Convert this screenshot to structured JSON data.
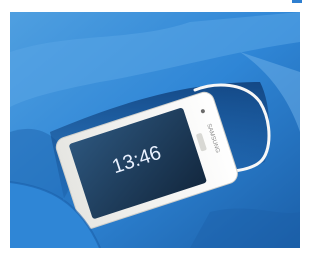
{
  "photo": {
    "subject": "smartphone-in-pocket",
    "colors": {
      "fabric": "#2f86d6",
      "fabric_dark": "#1b5fa8",
      "fabric_light": "#5aa6e6",
      "phone_body": "#f2f2f0",
      "screen": "#1f3c5a",
      "cable": "#f7f7f7"
    },
    "phone": {
      "brand": "SAMSUNG",
      "clock_time": "13:46"
    }
  }
}
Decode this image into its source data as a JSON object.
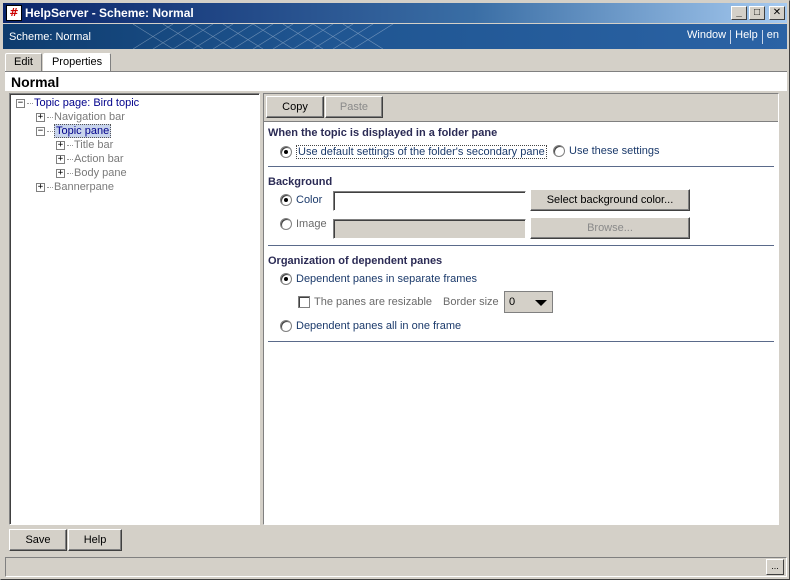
{
  "window": {
    "app_icon": "#",
    "title": "HelpServer - Scheme: Normal",
    "minimize": "_",
    "maximize": "□",
    "close": "✕"
  },
  "scheme_bar": {
    "label": "Scheme: Normal",
    "menu": [
      "Window",
      "Help",
      "en"
    ]
  },
  "tabs": [
    "Edit",
    "Properties"
  ],
  "active_tab": "Properties",
  "page_title": "Normal",
  "tree": {
    "root": "Topic page: Bird topic",
    "navigation_bar": "Navigation bar",
    "topic_pane": "Topic pane",
    "title_bar": "Title bar",
    "action_bar": "Action bar",
    "body_pane": "Body pane",
    "bannerpane": "Bannerpane"
  },
  "toolbar": {
    "copy": "Copy",
    "paste": "Paste"
  },
  "folder_pane": {
    "title": "When the topic is displayed in a folder pane",
    "option_default": "Use default settings of the folder's secondary pane",
    "option_custom": "Use these settings"
  },
  "background": {
    "title": "Background",
    "color_label": "Color",
    "image_label": "Image",
    "color_value": "",
    "image_value": "",
    "select_color_button": "Select background color...",
    "browse_button": "Browse..."
  },
  "organization": {
    "title": "Organization of dependent panes",
    "option_separate": "Dependent panes in separate frames",
    "resizable_label": "The panes are resizable",
    "border_size_label": "Border size",
    "border_size_value": "0",
    "option_one_frame": "Dependent panes all in one frame"
  },
  "footer": {
    "save": "Save",
    "help": "Help",
    "status_text": "",
    "status_button": "..."
  }
}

(The problem):
The records above must be transcribed exactly. Pictures are left out of the copy.

(Full solution):
Convert this screenshot to structured JSON data.
{
  "photo": {
    "subject": "smartphone-in-pocket",
    "colors": {
      "fabric": "#2f86d6",
      "fabric_dark": "#1b5fa8",
      "fabric_light": "#5aa6e6",
      "phone_body": "#f2f2f0",
      "screen": "#1f3c5a",
      "cable": "#f7f7f7"
    },
    "phone": {
      "brand": "SAMSUNG",
      "clock_time": "13:46"
    }
  }
}
Decode this image into its source data as a JSON object.
{
  "window": {
    "app_icon": "#",
    "title": "HelpServer - Scheme: Normal",
    "minimize": "_",
    "maximize": "□",
    "close": "✕"
  },
  "scheme_bar": {
    "label": "Scheme: Normal",
    "menu": [
      "Window",
      "Help",
      "en"
    ]
  },
  "tabs": [
    "Edit",
    "Properties"
  ],
  "active_tab": "Properties",
  "page_title": "Normal",
  "tree": {
    "root": "Topic page: Bird topic",
    "navigation_bar": "Navigation bar",
    "topic_pane": "Topic pane",
    "title_bar": "Title bar",
    "action_bar": "Action bar",
    "body_pane": "Body pane",
    "bannerpane": "Bannerpane"
  },
  "toolbar": {
    "copy": "Copy",
    "paste": "Paste"
  },
  "folder_pane": {
    "title": "When the topic is displayed in a folder pane",
    "option_default": "Use default settings of the folder's secondary pane",
    "option_custom": "Use these settings"
  },
  "background": {
    "title": "Background",
    "color_label": "Color",
    "image_label": "Image",
    "color_value": "",
    "image_value": "",
    "select_color_button": "Select background color...",
    "browse_button": "Browse..."
  },
  "organization": {
    "title": "Organization of dependent panes",
    "option_separate": "Dependent panes in separate frames",
    "resizable_label": "The panes are resizable",
    "border_size_label": "Border size",
    "border_size_value": "0",
    "option_one_frame": "Dependent panes all in one frame"
  },
  "footer": {
    "save": "Save",
    "help": "Help",
    "status_text": "",
    "status_button": "..."
  }
}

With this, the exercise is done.